*Work order:* Reproduce all the entries exactly and keep the pictures out.

Items from a dataset:
————————

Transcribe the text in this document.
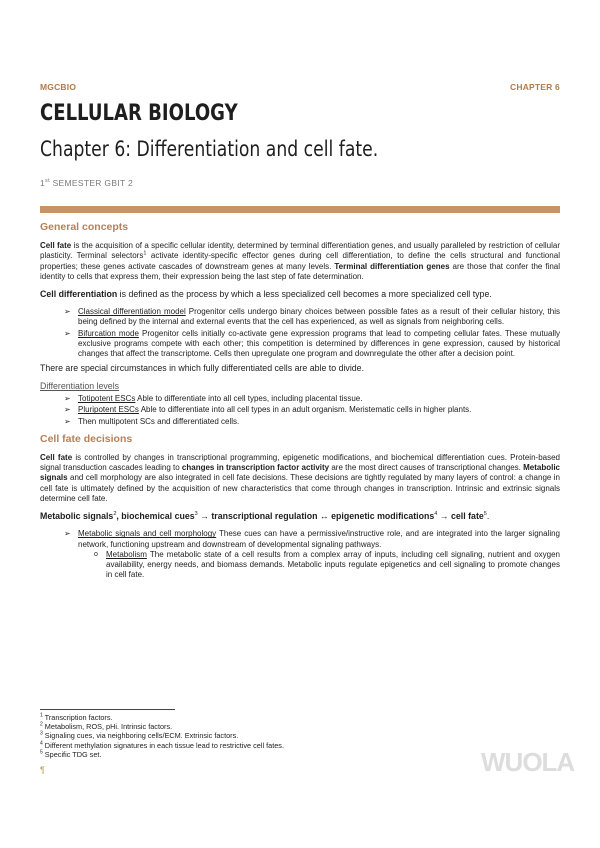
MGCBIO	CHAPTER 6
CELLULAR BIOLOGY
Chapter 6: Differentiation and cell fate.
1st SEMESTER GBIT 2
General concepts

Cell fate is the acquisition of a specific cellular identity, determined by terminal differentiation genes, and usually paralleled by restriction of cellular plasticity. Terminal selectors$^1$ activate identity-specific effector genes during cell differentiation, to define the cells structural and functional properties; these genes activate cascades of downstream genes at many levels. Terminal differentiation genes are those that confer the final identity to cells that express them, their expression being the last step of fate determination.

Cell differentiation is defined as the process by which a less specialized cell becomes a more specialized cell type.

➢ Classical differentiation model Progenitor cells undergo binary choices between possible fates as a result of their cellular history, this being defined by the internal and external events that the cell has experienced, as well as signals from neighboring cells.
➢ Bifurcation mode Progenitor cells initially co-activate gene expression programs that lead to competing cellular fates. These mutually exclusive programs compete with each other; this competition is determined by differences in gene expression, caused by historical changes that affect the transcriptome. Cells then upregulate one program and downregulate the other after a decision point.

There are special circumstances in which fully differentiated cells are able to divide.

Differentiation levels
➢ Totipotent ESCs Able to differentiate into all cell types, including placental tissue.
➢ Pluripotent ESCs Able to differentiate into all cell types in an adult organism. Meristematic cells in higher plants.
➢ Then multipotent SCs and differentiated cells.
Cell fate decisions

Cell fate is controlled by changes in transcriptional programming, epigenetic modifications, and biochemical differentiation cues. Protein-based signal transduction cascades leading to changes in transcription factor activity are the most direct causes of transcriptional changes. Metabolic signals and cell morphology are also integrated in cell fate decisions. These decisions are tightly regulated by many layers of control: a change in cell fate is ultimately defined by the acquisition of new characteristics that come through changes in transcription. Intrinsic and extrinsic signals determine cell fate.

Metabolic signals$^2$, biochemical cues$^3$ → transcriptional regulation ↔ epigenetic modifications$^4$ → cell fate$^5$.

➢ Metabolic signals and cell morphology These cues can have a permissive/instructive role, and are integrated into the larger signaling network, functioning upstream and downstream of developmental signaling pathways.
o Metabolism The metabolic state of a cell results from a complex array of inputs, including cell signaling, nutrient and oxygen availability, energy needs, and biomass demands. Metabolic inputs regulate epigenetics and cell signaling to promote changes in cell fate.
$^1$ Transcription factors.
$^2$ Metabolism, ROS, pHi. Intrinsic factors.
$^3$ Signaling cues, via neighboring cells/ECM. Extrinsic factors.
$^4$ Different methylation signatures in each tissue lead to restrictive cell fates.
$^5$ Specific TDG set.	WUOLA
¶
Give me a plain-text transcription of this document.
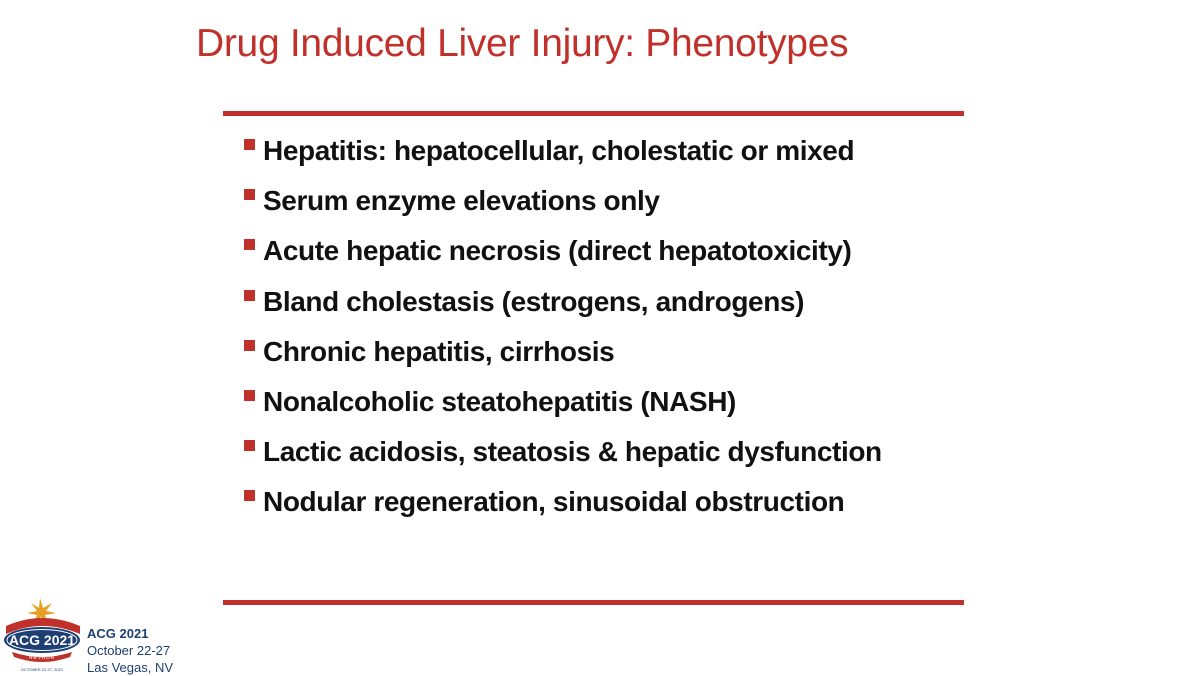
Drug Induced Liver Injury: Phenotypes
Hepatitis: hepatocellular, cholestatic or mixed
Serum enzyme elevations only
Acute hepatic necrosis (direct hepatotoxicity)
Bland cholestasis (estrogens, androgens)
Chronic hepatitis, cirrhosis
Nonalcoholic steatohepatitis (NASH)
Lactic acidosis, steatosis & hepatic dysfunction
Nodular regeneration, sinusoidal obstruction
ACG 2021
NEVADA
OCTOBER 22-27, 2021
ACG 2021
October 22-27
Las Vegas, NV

————————

*Answer section:*
Transcribe the text in this document.
MGCBIO	CHAPTER 6
CELLULAR BIOLOGY
Chapter 6: Differentiation and cell fate.
1st SEMESTER GBIT 2
General concepts

Cell fate is the acquisition of a specific cellular identity, determined by terminal differentiation genes, and usually paralleled by restriction of cellular plasticity. Terminal selectors$^1$ activate identity-specific effector genes during cell differentiation, to define the cells structural and functional properties; these genes activate cascades of downstream genes at many levels. Terminal differentiation genes are those that confer the final identity to cells that express them, their expression being the last step of fate determination.

Cell differentiation is defined as the process by which a less specialized cell becomes a more specialized cell type.

➢ Classical differentiation model Progenitor cells undergo binary choices between possible fates as a result of their cellular history, this being defined by the internal and external events that the cell has experienced, as well as signals from neighboring cells.
➢ Bifurcation mode Progenitor cells initially co-activate gene expression programs that lead to competing cellular fates. These mutually exclusive programs compete with each other; this competition is determined by differences in gene expression, caused by historical changes that affect the transcriptome. Cells then upregulate one program and downregulate the other after a decision point.

There are special circumstances in which fully differentiated cells are able to divide.

Differentiation levels
➢ Totipotent ESCs Able to differentiate into all cell types, including placental tissue.
➢ Pluripotent ESCs Able to differentiate into all cell types in an adult organism. Meristematic cells in higher plants.
➢ Then multipotent SCs and differentiated cells.
Cell fate decisions

Cell fate is controlled by changes in transcriptional programming, epigenetic modifications, and biochemical differentiation cues. Protein-based signal transduction cascades leading to changes in transcription factor activity are the most direct causes of transcriptional changes. Metabolic signals and cell morphology are also integrated in cell fate decisions. These decisions are tightly regulated by many layers of control: a change in cell fate is ultimately defined by the acquisition of new characteristics that come through changes in transcription. Intrinsic and extrinsic signals determine cell fate.

Metabolic signals$^2$, biochemical cues$^3$ → transcriptional regulation ↔ epigenetic modifications$^4$ → cell fate$^5$.

➢ Metabolic signals and cell morphology These cues can have a permissive/instructive role, and are integrated into the larger signaling network, functioning upstream and downstream of developmental signaling pathways.
o Metabolism The metabolic state of a cell results from a complex array of inputs, including cell signaling, nutrient and oxygen availability, energy needs, and biomass demands. Metabolic inputs regulate epigenetics and cell signaling to promote changes in cell fate.
$^1$ Transcription factors.
$^2$ Metabolism, ROS, pHi. Intrinsic factors.
$^3$ Signaling cues, via neighboring cells/ECM. Extrinsic factors.
$^4$ Different methylation signatures in each tissue lead to restrictive cell fates.
$^5$ Specific TDG set.	WUOLA
¶
Give me a plain-text transcription of this document.
Drug Induced Liver Injury: Phenotypes
Hepatitis: hepatocellular, cholestatic or mixed
Serum enzyme elevations only
Acute hepatic necrosis (direct hepatotoxicity)
Bland cholestasis (estrogens, androgens)
Chronic hepatitis, cirrhosis
Nonalcoholic steatohepatitis (NASH)
Lactic acidosis, steatosis & hepatic dysfunction
Nodular regeneration, sinusoidal obstruction
ACG 2021
NEVADA
OCTOBER 22-27, 2021
ACG 2021
October 22-27
Las Vegas, NV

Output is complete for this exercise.